*Description of the task*: In the records below, find the line containing "Extract all readable text from this page.", then copy that line and all lines after it, exactly, omitting every picture.
+ + + +
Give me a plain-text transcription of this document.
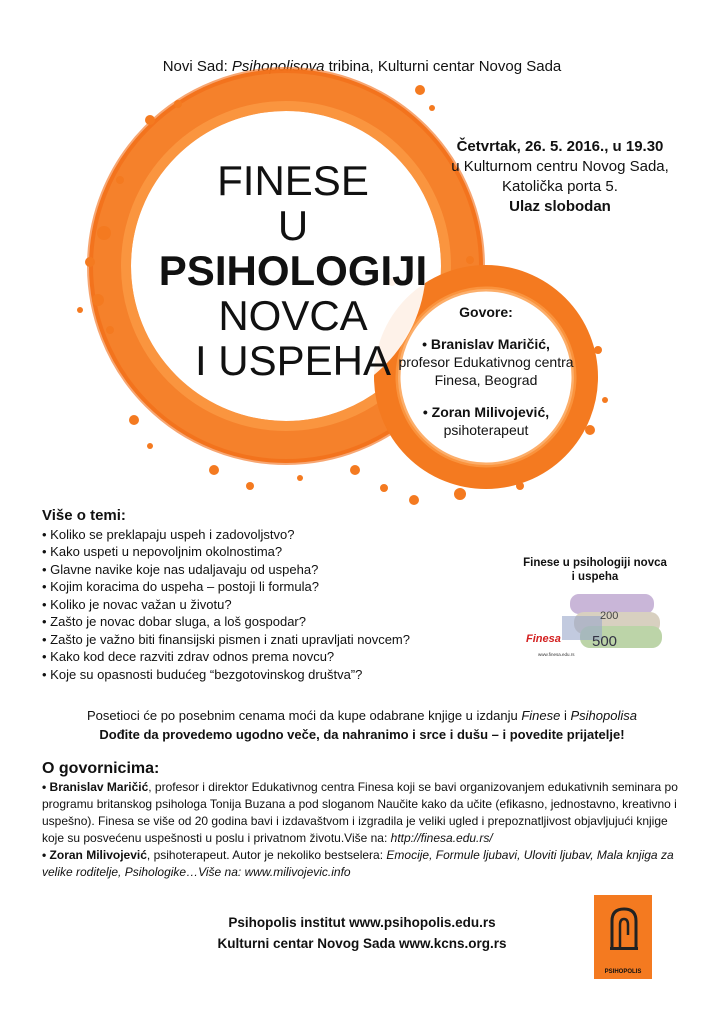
Novi Sad: Psihopolisova tribina, Kulturni centar Novog Sada
FINESE
U
PSIHOLOGIJI
NOVCA
I USPEHA
Četvrtak, 26. 5. 2016., u 19.30
u Kulturnom centru Novog Sada,
Katolička porta 5.
Ulaz slobodan
Govore:
• Branislav Maričić,
profesor Edukativnog centra Finesa, Beograd
• Zoran Milivojević,
psihoterapeut
Više o temi:
• Koliko se preklapaju uspeh i zadovoljstvo?
• Kako uspeti u nepovoljnim okolnostima?
• Glavne navike koje nas udaljavaju od uspeha?
• Kojim koracima do uspeha – postoji li formula?
• Koliko je novac važan u životu?
• Zašto je novac dobar sluga, a loš gospodar?
• Zašto je važno biti finansijski pismen i znati upravljati novcem?
• Kako kod dece razviti zdrav odnos prema novcu?
• Koje su opasnosti budućeg “bezgotovinskog društva”?
Finese u psihologiji novca i uspeha
200
500
Finesa
www.finesa.edu.rs
Posetioci će po posebnim cenama moći da kupe odabrane knjige u izdanju Finese i Psihopolisa
Dođite da provedemo ugodno veče, da nahranimo i srce i dušu – i povedite prijatelje!
O govornicima:
• Branislav Maričić, profesor i direktor Edukativnog centra Finesa koji se bavi organizovanjem edukativnih seminara po programu britanskog psihologa Tonija Buzana a pod sloganom Naučite kako da učite (efikasno, jednostavno, kreativno i uspešno). Finesa se više od 20 godina bavi i izdavaštvom i izgradila je veliki ugled i prepoznatljivost objavljujući knjige koje su posvećenu uspešnosti u poslu i privatnom životu.Više na: http://finesa.edu.rs/
• Zoran Milivojević, psihoterapeut. Autor je nekoliko bestselera: Emocije, Formule ljubavi, Uloviti ljubav, Mala knjiga za velike roditelje, Psihologike…Više na: www.milivojevic.info
Psihopolis institut www.psihopolis.edu.rs
Kulturni centar Novog Sada www.kcns.org.rs
PSIHOPOLIS
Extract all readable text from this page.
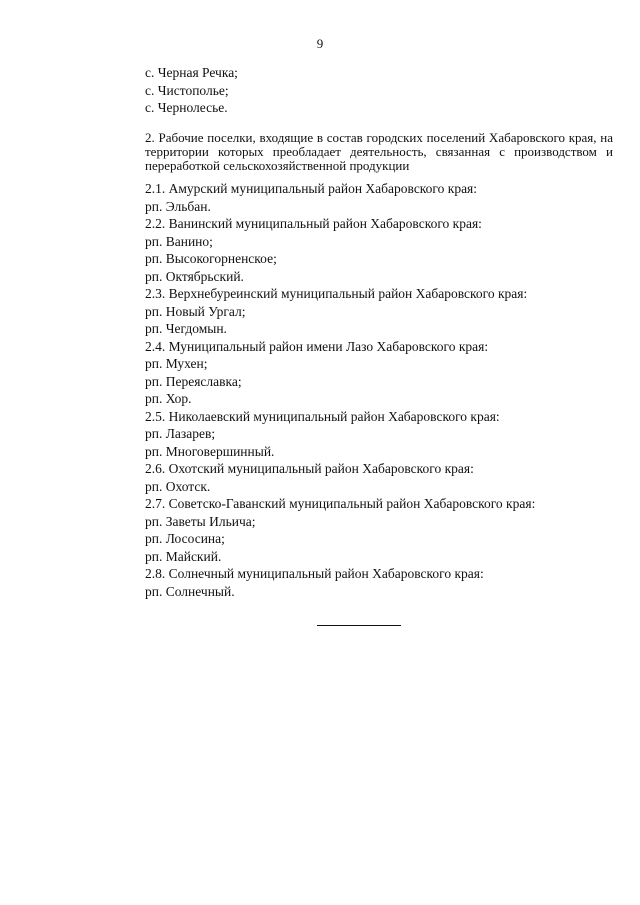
9
с. Черная Речка;
с. Чистополье;
с. Чернолесье.
2. Рабочие поселки, входящие в состав городских поселений Хабаровского края, на территории которых преобладает деятельность, связанная с производством и переработкой сельскохозяйственной продукции
2.1. Амурский муниципальный район Хабаровского края:
рп. Эльбан.
2.2. Ванинский муниципальный район Хабаровского края:
рп. Ванино;
рп. Высокогорненское;
рп. Октябрьский.
2.3. Верхнебуреинский муниципальный район Хабаровского края:
рп. Новый Ургал;
рп. Чегдомын.
2.4. Муниципальный район имени Лазо Хабаровского края:
рп. Мухен;
рп. Переяславка;
рп. Хор.
2.5. Николаевский муниципальный район Хабаровского края:
рп. Лазарев;
рп. Многовершинный.
2.6. Охотский муниципальный район Хабаровского края:
рп. Охотск.
2.7. Советско-Гаванский муниципальный район Хабаровского края:
рп. Заветы Ильича;
рп. Лососина;
рп. Майский.
2.8. Солнечный муниципальный район Хабаровского края:
рп. Солнечный.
+ + + +
*Exercise solution*:
Extract all readable text from this page.
9
с. Черная Речка;
с. Чистополье;
с. Чернолесье.
2. Рабочие поселки, входящие в состав городских поселений Хабаровского края, на территории которых преобладает деятельность, связанная с производством и переработкой сельскохозяйственной продукции
2.1. Амурский муниципальный район Хабаровского края:
рп. Эльбан.
2.2. Ванинский муниципальный район Хабаровского края:
рп. Ванино;
рп. Высокогорненское;
рп. Октябрьский.
2.3. Верхнебуреинский муниципальный район Хабаровского края:
рп. Новый Ургал;
рп. Чегдомын.
2.4. Муниципальный район имени Лазо Хабаровского края:
рп. Мухен;
рп. Переяславка;
рп. Хор.
2.5. Николаевский муниципальный район Хабаровского края:
рп. Лазарев;
рп. Многовершинный.
2.6. Охотский муниципальный район Хабаровского края:
рп. Охотск.
2.7. Советско-Гаванский муниципальный район Хабаровского края:
рп. Заветы Ильича;
рп. Лососина;
рп. Майский.
2.8. Солнечный муниципальный район Хабаровского края:
рп. Солнечный.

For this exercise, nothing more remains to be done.